Figure record listings
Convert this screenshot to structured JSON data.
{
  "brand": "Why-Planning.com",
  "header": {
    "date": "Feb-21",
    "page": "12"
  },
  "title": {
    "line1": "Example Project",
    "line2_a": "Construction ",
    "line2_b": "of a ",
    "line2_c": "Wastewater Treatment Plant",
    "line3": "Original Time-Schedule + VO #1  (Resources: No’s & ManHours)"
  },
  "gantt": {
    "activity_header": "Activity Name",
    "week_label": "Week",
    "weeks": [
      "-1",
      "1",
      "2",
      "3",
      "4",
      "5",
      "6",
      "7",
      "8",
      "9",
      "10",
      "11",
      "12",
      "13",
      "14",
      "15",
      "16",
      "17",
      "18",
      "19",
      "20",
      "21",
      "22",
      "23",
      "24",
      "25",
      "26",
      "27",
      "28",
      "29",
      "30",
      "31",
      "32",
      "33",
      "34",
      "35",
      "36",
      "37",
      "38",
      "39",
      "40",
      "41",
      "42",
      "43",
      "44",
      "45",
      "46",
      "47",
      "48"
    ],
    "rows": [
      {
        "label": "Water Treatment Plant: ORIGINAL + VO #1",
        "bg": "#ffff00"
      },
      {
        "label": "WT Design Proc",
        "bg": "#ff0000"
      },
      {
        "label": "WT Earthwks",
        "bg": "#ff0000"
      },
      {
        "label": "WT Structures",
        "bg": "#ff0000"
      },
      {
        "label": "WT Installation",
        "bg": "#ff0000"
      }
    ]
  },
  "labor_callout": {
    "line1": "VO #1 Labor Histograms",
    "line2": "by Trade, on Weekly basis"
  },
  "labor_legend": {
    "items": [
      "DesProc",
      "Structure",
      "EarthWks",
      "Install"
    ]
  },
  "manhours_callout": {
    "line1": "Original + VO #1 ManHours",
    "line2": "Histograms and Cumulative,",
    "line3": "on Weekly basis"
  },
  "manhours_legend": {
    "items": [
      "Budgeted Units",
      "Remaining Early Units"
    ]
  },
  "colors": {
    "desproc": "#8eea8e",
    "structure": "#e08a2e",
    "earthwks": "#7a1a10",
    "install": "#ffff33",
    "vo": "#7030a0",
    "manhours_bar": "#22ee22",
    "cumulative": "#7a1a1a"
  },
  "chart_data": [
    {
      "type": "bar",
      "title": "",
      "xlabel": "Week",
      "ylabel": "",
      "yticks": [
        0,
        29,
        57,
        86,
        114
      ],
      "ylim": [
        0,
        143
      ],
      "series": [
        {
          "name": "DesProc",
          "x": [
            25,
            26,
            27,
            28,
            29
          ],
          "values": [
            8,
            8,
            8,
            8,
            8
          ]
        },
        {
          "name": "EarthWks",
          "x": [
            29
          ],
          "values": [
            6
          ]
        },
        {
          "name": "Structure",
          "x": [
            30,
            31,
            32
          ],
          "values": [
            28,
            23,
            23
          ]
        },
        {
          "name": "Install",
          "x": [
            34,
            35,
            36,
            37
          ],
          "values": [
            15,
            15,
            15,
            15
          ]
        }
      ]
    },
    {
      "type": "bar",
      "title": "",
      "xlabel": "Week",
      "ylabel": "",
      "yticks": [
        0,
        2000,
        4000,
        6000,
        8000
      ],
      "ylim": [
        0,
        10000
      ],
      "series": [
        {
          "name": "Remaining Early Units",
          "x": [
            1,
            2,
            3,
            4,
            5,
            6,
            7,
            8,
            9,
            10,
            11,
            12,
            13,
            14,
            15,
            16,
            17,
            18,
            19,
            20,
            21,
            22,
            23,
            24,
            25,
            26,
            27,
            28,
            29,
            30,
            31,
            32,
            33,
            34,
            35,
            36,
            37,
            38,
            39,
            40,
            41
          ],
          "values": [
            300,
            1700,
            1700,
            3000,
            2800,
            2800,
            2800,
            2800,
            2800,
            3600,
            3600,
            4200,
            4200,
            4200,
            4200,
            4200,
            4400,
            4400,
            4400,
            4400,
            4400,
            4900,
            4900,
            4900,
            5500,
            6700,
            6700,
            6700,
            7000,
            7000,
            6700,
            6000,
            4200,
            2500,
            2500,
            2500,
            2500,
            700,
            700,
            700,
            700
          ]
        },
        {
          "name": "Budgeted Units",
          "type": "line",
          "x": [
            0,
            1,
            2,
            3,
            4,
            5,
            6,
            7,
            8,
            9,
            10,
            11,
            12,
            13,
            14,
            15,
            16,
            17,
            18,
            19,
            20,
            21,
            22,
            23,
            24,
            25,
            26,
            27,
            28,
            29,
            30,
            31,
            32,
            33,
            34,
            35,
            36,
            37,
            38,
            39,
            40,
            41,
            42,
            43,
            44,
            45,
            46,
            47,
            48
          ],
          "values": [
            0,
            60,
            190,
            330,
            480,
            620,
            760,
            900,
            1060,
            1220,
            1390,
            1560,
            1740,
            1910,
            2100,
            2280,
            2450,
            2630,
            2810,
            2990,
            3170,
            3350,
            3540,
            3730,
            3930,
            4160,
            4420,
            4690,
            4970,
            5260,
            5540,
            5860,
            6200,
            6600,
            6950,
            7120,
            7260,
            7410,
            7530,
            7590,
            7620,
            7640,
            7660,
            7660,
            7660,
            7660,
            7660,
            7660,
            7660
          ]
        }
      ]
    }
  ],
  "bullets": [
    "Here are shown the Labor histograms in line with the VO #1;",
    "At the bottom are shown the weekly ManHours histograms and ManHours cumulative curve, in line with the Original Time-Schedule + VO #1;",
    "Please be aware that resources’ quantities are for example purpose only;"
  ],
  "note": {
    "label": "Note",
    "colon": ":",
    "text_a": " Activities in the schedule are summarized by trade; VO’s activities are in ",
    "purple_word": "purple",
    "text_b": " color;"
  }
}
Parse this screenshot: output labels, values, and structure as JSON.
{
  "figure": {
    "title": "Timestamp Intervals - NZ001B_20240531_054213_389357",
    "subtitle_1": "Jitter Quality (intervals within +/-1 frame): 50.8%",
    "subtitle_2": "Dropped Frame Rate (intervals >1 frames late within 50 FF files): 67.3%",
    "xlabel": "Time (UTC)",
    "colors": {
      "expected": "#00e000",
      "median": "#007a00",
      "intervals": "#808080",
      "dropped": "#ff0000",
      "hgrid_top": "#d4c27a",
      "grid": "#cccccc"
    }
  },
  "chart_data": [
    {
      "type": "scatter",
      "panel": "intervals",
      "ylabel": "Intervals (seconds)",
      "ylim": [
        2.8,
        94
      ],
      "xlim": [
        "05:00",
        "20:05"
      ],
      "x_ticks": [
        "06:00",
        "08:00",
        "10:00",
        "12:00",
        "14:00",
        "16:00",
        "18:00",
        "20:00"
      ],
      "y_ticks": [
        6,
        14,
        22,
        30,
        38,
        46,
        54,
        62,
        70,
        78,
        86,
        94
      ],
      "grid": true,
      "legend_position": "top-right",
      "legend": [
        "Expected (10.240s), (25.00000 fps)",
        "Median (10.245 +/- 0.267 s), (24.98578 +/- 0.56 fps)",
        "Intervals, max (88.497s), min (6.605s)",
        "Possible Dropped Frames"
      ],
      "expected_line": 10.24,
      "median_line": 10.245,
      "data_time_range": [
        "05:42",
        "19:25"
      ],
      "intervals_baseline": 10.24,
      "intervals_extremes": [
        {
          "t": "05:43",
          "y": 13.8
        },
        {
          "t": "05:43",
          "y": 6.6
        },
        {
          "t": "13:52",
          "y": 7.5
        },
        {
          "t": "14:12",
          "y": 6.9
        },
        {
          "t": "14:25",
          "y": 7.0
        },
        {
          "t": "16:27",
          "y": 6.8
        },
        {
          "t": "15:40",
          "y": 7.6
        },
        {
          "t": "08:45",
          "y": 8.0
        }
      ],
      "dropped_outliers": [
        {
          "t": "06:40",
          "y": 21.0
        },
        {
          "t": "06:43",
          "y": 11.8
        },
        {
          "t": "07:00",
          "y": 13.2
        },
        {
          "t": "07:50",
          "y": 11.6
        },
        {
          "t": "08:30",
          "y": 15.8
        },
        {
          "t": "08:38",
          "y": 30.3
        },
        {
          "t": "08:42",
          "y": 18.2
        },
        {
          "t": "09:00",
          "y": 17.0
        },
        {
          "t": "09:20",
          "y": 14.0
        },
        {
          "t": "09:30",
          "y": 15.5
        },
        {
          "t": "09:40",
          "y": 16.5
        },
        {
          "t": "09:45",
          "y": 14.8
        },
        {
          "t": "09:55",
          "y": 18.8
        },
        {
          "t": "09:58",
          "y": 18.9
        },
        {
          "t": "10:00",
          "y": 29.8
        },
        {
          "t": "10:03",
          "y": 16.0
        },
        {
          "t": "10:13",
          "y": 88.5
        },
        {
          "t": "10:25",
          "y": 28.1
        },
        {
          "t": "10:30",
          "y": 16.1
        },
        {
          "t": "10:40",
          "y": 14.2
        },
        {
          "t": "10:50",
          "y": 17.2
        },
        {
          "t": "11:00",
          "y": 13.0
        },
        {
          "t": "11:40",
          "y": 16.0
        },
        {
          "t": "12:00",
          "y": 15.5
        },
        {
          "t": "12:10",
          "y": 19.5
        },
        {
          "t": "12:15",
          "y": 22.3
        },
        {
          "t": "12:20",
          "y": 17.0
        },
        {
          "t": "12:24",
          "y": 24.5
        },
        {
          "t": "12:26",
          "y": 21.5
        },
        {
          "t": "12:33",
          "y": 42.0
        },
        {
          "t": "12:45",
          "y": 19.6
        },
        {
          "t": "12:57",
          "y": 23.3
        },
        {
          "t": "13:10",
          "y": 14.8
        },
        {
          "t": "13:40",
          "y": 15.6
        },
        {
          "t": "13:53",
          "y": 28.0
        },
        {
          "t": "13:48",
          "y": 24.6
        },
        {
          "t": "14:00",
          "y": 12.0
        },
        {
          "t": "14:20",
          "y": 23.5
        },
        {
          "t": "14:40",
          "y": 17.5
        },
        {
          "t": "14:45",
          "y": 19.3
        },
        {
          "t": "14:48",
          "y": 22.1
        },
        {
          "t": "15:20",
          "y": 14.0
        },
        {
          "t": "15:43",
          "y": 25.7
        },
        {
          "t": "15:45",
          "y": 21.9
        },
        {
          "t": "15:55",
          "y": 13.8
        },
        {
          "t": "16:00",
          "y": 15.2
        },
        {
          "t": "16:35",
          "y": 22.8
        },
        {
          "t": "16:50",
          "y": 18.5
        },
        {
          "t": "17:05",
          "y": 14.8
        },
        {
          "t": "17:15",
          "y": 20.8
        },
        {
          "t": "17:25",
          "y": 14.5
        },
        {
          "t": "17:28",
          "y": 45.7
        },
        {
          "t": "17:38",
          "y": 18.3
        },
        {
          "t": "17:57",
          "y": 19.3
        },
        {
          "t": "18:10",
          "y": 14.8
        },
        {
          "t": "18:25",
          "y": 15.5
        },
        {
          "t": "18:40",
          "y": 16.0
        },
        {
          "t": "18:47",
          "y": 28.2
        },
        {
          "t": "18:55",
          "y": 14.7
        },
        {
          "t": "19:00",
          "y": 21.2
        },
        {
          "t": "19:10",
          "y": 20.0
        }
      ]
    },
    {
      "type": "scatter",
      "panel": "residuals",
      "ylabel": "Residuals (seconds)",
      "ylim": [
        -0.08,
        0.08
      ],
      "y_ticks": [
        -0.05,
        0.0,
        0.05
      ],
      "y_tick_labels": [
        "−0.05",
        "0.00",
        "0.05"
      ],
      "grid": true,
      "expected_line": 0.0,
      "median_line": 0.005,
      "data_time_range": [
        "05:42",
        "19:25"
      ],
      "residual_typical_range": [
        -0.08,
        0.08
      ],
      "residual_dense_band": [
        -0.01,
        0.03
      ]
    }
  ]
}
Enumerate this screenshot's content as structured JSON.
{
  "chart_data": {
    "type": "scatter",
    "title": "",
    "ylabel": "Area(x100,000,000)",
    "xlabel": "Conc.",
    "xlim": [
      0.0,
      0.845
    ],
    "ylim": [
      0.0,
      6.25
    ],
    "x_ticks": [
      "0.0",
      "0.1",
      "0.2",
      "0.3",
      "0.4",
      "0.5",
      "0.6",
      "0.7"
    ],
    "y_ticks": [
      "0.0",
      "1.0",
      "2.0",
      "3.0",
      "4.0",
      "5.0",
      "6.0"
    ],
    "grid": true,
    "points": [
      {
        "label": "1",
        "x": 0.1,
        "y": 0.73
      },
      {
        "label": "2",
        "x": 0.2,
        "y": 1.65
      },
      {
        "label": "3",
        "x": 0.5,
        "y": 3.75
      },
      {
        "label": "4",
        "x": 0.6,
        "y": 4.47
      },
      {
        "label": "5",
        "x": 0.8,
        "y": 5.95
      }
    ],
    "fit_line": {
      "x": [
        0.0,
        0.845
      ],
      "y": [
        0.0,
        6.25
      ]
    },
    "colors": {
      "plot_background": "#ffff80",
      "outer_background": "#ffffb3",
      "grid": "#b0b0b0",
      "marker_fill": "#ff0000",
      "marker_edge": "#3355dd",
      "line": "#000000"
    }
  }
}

▶ _Written instruction_
How many lines in the listing contain "shown"? Answer with the number alone.

▶ _Output of the exercise_
2